▸ **GIVEN REQUEST**
All the data should come back exactly as it was given.

▸ **EXCERPTED DATA**
───

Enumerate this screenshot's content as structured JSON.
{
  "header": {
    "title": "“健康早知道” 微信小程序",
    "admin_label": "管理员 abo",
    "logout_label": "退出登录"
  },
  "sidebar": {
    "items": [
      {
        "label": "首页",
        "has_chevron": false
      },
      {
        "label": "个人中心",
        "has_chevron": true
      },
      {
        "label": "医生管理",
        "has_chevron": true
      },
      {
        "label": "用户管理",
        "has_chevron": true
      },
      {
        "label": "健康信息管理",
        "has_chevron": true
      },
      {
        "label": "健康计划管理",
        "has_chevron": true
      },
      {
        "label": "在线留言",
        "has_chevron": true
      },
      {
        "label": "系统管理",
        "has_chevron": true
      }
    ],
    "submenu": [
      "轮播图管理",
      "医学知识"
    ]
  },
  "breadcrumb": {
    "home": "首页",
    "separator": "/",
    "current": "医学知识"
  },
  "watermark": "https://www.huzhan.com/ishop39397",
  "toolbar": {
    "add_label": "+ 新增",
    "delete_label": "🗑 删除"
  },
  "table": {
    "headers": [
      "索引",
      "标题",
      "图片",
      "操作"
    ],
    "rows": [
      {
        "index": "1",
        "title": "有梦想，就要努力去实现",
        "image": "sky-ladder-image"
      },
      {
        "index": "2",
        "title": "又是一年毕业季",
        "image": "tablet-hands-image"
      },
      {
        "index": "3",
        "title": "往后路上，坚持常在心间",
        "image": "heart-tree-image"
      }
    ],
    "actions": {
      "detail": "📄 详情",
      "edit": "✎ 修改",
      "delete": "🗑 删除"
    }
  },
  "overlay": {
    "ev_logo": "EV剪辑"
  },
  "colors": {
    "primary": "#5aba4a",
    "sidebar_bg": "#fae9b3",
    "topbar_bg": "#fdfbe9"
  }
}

───

▸ **RESULT**
Enumerate this screenshot's content as structured JSON.
{
  "header": {
    "title": "“健康早知道” 微信小程序",
    "admin_label": "管理员 abo",
    "logout_label": "退出登录"
  },
  "sidebar": {
    "items": [
      {
        "label": "首页",
        "has_chevron": false
      },
      {
        "label": "个人中心",
        "has_chevron": true
      },
      {
        "label": "医生管理",
        "has_chevron": true
      },
      {
        "label": "用户管理",
        "has_chevron": true
      },
      {
        "label": "健康信息管理",
        "has_chevron": true
      },
      {
        "label": "健康计划管理",
        "has_chevron": true
      },
      {
        "label": "在线留言",
        "has_chevron": true
      },
      {
        "label": "系统管理",
        "has_chevron": true
      }
    ],
    "submenu": [
      "轮播图管理",
      "医学知识"
    ]
  },
  "breadcrumb": {
    "home": "首页",
    "separator": "/",
    "current": "医学知识"
  },
  "watermark": "https://www.huzhan.com/ishop39397",
  "toolbar": {
    "add_label": "+ 新增",
    "delete_label": "🗑 删除"
  },
  "table": {
    "headers": [
      "索引",
      "标题",
      "图片",
      "操作"
    ],
    "rows": [
      {
        "index": "1",
        "title": "有梦想，就要努力去实现",
        "image": "sky-ladder-image"
      },
      {
        "index": "2",
        "title": "又是一年毕业季",
        "image": "tablet-hands-image"
      },
      {
        "index": "3",
        "title": "往后路上，坚持常在心间",
        "image": "heart-tree-image"
      }
    ],
    "actions": {
      "detail": "📄 详情",
      "edit": "✎ 修改",
      "delete": "🗑 删除"
    }
  },
  "overlay": {
    "ev_logo": "EV剪辑"
  },
  "colors": {
    "primary": "#5aba4a",
    "sidebar_bg": "#fae9b3",
    "topbar_bg": "#fdfbe9"
  }
}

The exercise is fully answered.